• **RECORDS TO PROCESS**
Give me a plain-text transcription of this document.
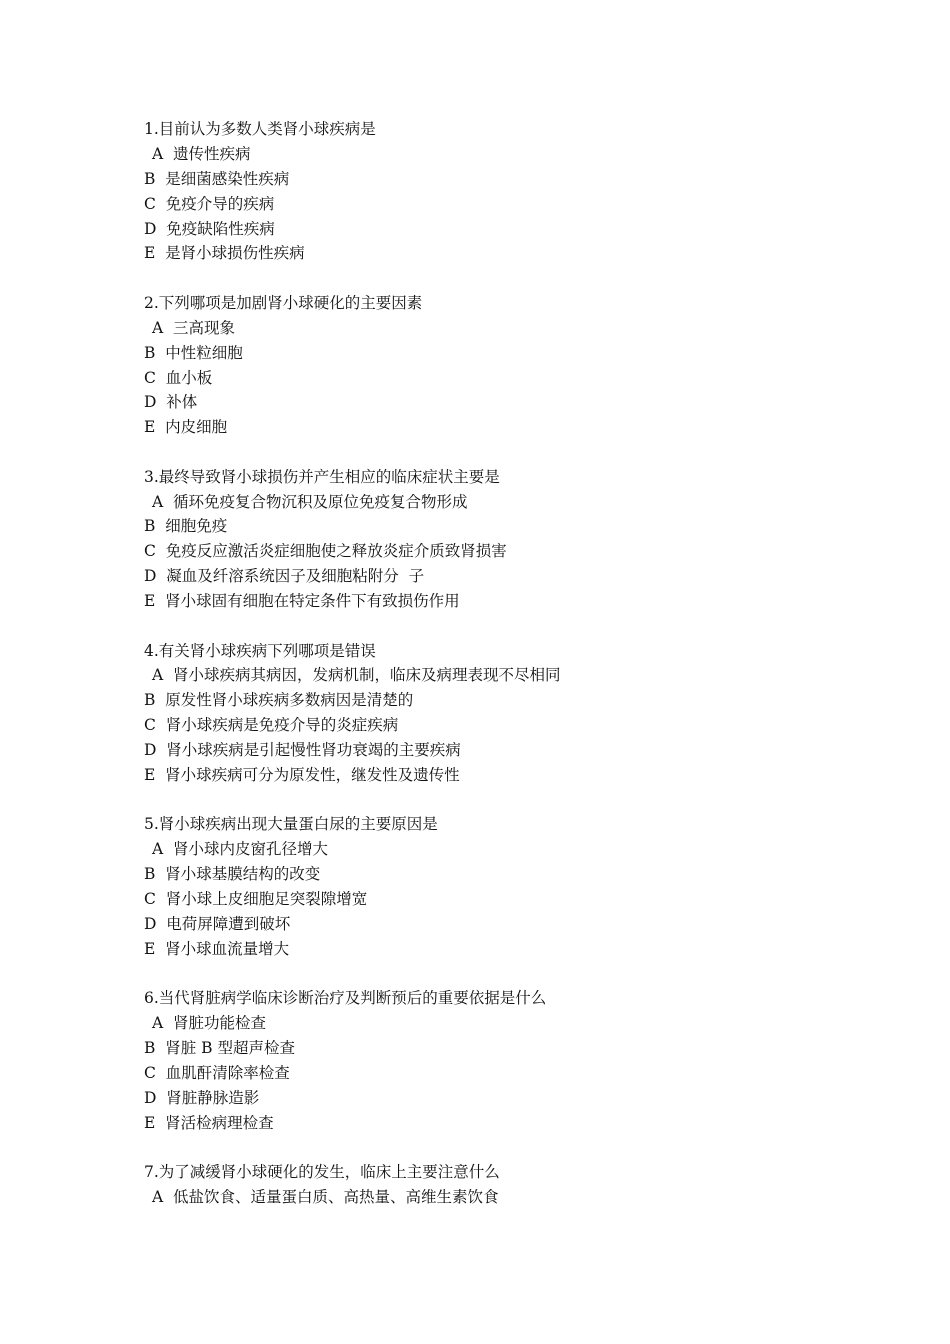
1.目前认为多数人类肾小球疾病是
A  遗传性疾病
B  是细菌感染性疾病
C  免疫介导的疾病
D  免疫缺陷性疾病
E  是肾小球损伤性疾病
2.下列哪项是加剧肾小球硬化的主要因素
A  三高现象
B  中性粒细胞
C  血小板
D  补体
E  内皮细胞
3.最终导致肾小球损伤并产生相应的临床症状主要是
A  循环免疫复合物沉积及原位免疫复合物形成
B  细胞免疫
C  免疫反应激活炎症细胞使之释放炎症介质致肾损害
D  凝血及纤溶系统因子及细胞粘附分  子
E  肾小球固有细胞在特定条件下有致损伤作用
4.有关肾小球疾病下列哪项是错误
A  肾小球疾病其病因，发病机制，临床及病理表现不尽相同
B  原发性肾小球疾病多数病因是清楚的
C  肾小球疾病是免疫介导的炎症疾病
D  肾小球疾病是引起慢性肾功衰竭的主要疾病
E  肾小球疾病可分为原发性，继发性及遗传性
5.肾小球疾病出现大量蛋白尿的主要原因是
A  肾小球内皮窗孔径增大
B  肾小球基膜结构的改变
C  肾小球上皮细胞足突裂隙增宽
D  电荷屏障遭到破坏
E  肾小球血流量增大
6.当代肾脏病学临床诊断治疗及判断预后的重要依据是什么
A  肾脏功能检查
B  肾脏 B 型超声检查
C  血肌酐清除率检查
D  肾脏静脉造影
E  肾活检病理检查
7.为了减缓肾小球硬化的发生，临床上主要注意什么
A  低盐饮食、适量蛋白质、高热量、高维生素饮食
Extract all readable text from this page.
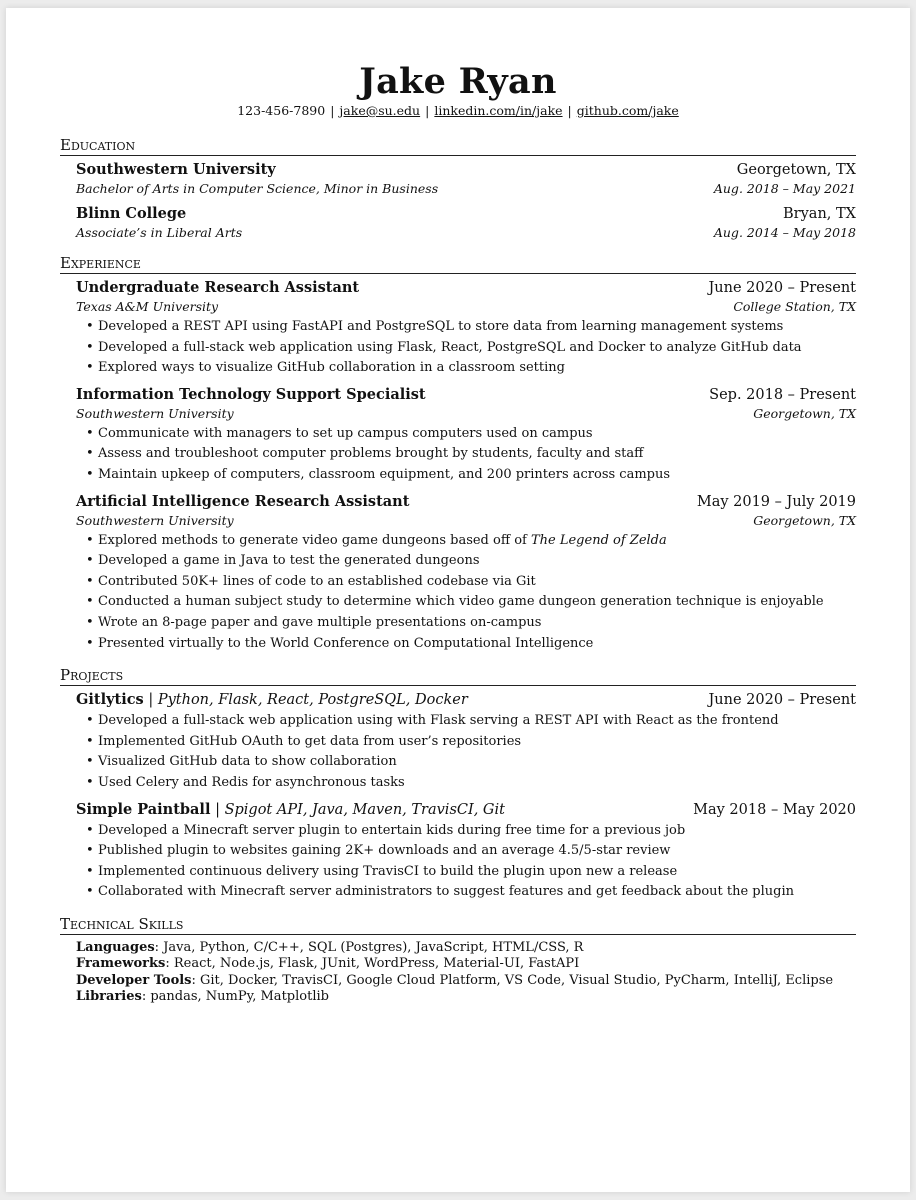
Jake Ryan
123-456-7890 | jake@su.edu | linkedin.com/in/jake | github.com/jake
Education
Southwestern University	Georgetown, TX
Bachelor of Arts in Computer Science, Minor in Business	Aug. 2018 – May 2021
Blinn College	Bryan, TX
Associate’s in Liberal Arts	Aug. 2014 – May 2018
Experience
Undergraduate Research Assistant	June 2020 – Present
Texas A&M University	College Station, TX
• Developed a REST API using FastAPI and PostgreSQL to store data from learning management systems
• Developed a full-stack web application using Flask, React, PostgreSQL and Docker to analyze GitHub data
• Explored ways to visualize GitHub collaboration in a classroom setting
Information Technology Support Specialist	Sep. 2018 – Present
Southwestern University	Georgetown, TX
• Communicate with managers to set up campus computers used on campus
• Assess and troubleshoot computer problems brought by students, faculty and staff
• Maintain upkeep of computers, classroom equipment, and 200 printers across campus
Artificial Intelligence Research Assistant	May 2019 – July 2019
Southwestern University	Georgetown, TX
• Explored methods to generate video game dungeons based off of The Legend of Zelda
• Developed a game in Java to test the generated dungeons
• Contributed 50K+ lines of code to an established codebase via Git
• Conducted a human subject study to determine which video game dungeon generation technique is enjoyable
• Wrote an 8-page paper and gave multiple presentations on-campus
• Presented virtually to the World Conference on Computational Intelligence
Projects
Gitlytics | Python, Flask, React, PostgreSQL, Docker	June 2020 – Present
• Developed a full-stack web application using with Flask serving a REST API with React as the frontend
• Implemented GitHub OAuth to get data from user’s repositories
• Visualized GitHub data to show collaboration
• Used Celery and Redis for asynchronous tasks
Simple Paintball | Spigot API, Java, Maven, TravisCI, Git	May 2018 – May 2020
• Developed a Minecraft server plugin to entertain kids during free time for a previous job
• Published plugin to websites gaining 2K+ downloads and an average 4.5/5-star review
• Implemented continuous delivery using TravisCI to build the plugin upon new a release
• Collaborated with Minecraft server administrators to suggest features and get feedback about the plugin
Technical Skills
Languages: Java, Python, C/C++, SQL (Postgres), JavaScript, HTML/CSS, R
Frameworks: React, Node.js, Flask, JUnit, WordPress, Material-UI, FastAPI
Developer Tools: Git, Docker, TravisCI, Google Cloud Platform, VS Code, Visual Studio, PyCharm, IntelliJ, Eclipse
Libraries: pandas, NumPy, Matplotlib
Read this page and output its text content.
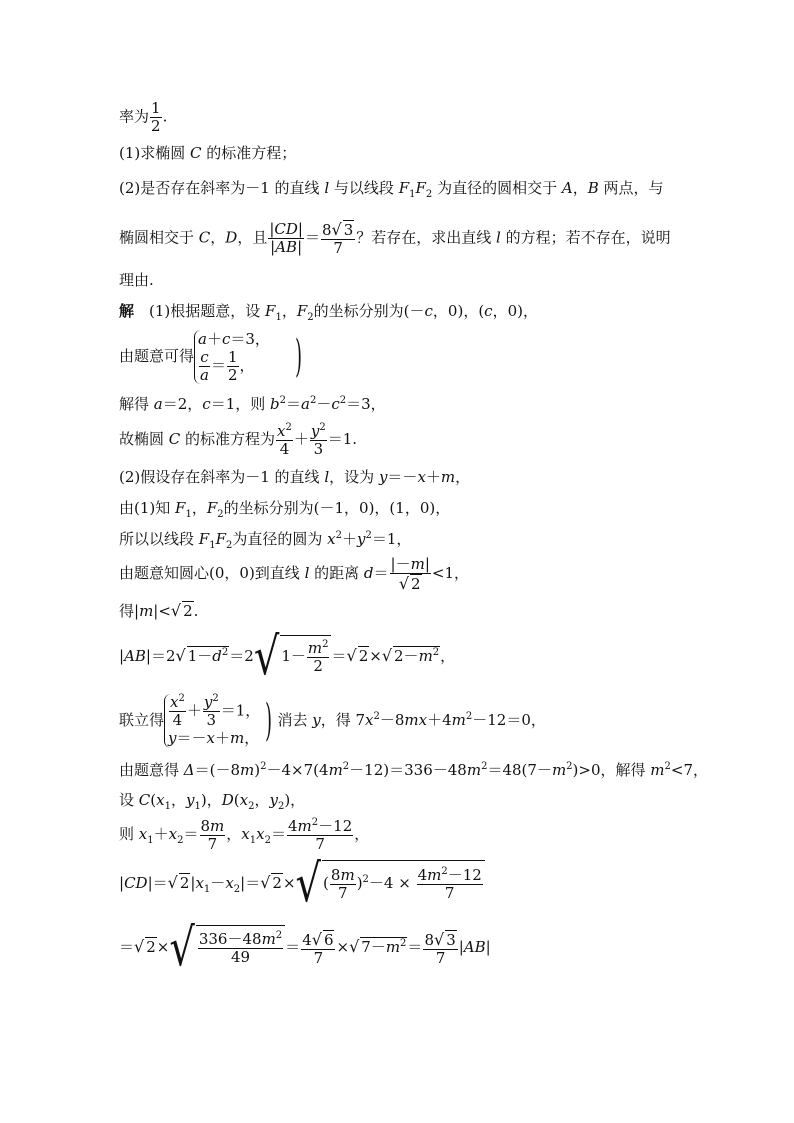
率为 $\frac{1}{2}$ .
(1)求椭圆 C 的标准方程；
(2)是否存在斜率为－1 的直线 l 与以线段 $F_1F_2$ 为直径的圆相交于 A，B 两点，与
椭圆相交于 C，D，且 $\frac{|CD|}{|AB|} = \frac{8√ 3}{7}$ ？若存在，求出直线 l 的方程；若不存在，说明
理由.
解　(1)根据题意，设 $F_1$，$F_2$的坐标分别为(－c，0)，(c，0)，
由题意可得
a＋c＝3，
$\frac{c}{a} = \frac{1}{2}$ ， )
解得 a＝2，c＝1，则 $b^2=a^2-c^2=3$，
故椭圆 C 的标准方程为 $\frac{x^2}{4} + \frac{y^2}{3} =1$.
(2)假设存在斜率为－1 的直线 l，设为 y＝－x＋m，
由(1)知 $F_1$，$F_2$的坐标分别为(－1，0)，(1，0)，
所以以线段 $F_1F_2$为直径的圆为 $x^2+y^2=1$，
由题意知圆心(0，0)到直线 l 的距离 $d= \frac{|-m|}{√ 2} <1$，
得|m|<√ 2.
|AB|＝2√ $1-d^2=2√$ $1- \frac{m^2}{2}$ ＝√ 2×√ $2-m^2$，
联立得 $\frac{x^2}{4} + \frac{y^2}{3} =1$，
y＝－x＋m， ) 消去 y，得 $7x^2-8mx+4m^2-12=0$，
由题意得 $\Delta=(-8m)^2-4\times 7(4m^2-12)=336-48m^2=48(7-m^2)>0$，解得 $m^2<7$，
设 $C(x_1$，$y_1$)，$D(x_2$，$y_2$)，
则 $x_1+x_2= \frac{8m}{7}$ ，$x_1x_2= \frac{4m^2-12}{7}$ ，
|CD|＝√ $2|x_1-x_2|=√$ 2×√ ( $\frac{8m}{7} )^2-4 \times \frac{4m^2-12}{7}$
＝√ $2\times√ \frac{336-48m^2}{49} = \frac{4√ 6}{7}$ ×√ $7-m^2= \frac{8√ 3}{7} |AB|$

• **WORK TO DO**
Retype the records exactly. Any image in them should not appear in what you write.

• **FULL OUTPUT**
Give me a plain-text transcription of this document.
1.目前认为多数人类肾小球疾病是
A  遗传性疾病
B  是细菌感染性疾病
C  免疫介导的疾病
D  免疫缺陷性疾病
E  是肾小球损伤性疾病
2.下列哪项是加剧肾小球硬化的主要因素
A  三高现象
B  中性粒细胞
C  血小板
D  补体
E  内皮细胞
3.最终导致肾小球损伤并产生相应的临床症状主要是
A  循环免疫复合物沉积及原位免疫复合物形成
B  细胞免疫
C  免疫反应激活炎症细胞使之释放炎症介质致肾损害
D  凝血及纤溶系统因子及细胞粘附分  子
E  肾小球固有细胞在特定条件下有致损伤作用
4.有关肾小球疾病下列哪项是错误
A  肾小球疾病其病因，发病机制，临床及病理表现不尽相同
B  原发性肾小球疾病多数病因是清楚的
C  肾小球疾病是免疫介导的炎症疾病
D  肾小球疾病是引起慢性肾功衰竭的主要疾病
E  肾小球疾病可分为原发性，继发性及遗传性
5.肾小球疾病出现大量蛋白尿的主要原因是
A  肾小球内皮窗孔径增大
B  肾小球基膜结构的改变
C  肾小球上皮细胞足突裂隙增宽
D  电荷屏障遭到破坏
E  肾小球血流量增大
6.当代肾脏病学临床诊断治疗及判断预后的重要依据是什么
A  肾脏功能检查
B  肾脏 B 型超声检查
C  血肌酐清除率检查
D  肾脏静脉造影
E  肾活检病理检查
7.为了减缓肾小球硬化的发生，临床上主要注意什么
A  低盐饮食、适量蛋白质、高热量、高维生素饮食
Extract all readable text from this page.
Jake Ryan
123-456-7890 | jake@su.edu | linkedin.com/in/jake | github.com/jake
Education
Southwestern University	Georgetown, TX
Bachelor of Arts in Computer Science, Minor in Business	Aug. 2018 – May 2021
Blinn College	Bryan, TX
Associate’s in Liberal Arts	Aug. 2014 – May 2018
Experience
Undergraduate Research Assistant	June 2020 – Present
Texas A&M University	College Station, TX
• Developed a REST API using FastAPI and PostgreSQL to store data from learning management systems
• Developed a full-stack web application using Flask, React, PostgreSQL and Docker to analyze GitHub data
• Explored ways to visualize GitHub collaboration in a classroom setting
Information Technology Support Specialist	Sep. 2018 – Present
Southwestern University	Georgetown, TX
• Communicate with managers to set up campus computers used on campus
• Assess and troubleshoot computer problems brought by students, faculty and staff
• Maintain upkeep of computers, classroom equipment, and 200 printers across campus
Artificial Intelligence Research Assistant	May 2019 – July 2019
Southwestern University	Georgetown, TX
• Explored methods to generate video game dungeons based off of The Legend of Zelda
• Developed a game in Java to test the generated dungeons
• Contributed 50K+ lines of code to an established codebase via Git
• Conducted a human subject study to determine which video game dungeon generation technique is enjoyable
• Wrote an 8-page paper and gave multiple presentations on-campus
• Presented virtually to the World Conference on Computational Intelligence
Projects
Gitlytics | Python, Flask, React, PostgreSQL, Docker	June 2020 – Present
• Developed a full-stack web application using with Flask serving a REST API with React as the frontend
• Implemented GitHub OAuth to get data from user’s repositories
• Visualized GitHub data to show collaboration
• Used Celery and Redis for asynchronous tasks
Simple Paintball | Spigot API, Java, Maven, TravisCI, Git	May 2018 – May 2020
• Developed a Minecraft server plugin to entertain kids during free time for a previous job
• Published plugin to websites gaining 2K+ downloads and an average 4.5/5-star review
• Implemented continuous delivery using TravisCI to build the plugin upon new a release
• Collaborated with Minecraft server administrators to suggest features and get feedback about the plugin
Technical Skills
Languages: Java, Python, C/C++, SQL (Postgres), JavaScript, HTML/CSS, R
Frameworks: React, Node.js, Flask, JUnit, WordPress, Material-UI, FastAPI
Developer Tools: Git, Docker, TravisCI, Google Cloud Platform, VS Code, Visual Studio, PyCharm, IntelliJ, Eclipse
Libraries: pandas, NumPy, Matplotlib
Read this page and output its text content.
率为 $\frac{1}{2}$ .
(1)求椭圆 C 的标准方程；
(2)是否存在斜率为－1 的直线 l 与以线段 $F_1F_2$ 为直径的圆相交于 A，B 两点，与
椭圆相交于 C，D，且 $\frac{|CD|}{|AB|} = \frac{8√ 3}{7}$ ？若存在，求出直线 l 的方程；若不存在，说明
理由.
解　(1)根据题意，设 $F_1$，$F_2$的坐标分别为(－c，0)，(c，0)，
由题意可得
a＋c＝3，
$\frac{c}{a} = \frac{1}{2}$ ， )
解得 a＝2，c＝1，则 $b^2=a^2-c^2=3$，
故椭圆 C 的标准方程为 $\frac{x^2}{4} + \frac{y^2}{3} =1$.
(2)假设存在斜率为－1 的直线 l，设为 y＝－x＋m，
由(1)知 $F_1$，$F_2$的坐标分别为(－1，0)，(1，0)，
所以以线段 $F_1F_2$为直径的圆为 $x^2+y^2=1$，
由题意知圆心(0，0)到直线 l 的距离 $d= \frac{|-m|}{√ 2} <1$，
得|m|<√ 2.
|AB|＝2√ $1-d^2=2√$ $1- \frac{m^2}{2}$ ＝√ 2×√ $2-m^2$，
联立得 $\frac{x^2}{4} + \frac{y^2}{3} =1$，
y＝－x＋m， ) 消去 y，得 $7x^2-8mx+4m^2-12=0$，
由题意得 $\Delta=(-8m)^2-4\times 7(4m^2-12)=336-48m^2=48(7-m^2)>0$，解得 $m^2<7$，
设 $C(x_1$，$y_1$)，$D(x_2$，$y_2$)，
则 $x_1+x_2= \frac{8m}{7}$ ，$x_1x_2= \frac{4m^2-12}{7}$ ，
|CD|＝√ $2|x_1-x_2|=√$ 2×√ ( $\frac{8m}{7} )^2-4 \times \frac{4m^2-12}{7}$
＝√ $2\times√ \frac{336-48m^2}{49} = \frac{4√ 6}{7}$ ×√ $7-m^2= \frac{8√ 3}{7} |AB|$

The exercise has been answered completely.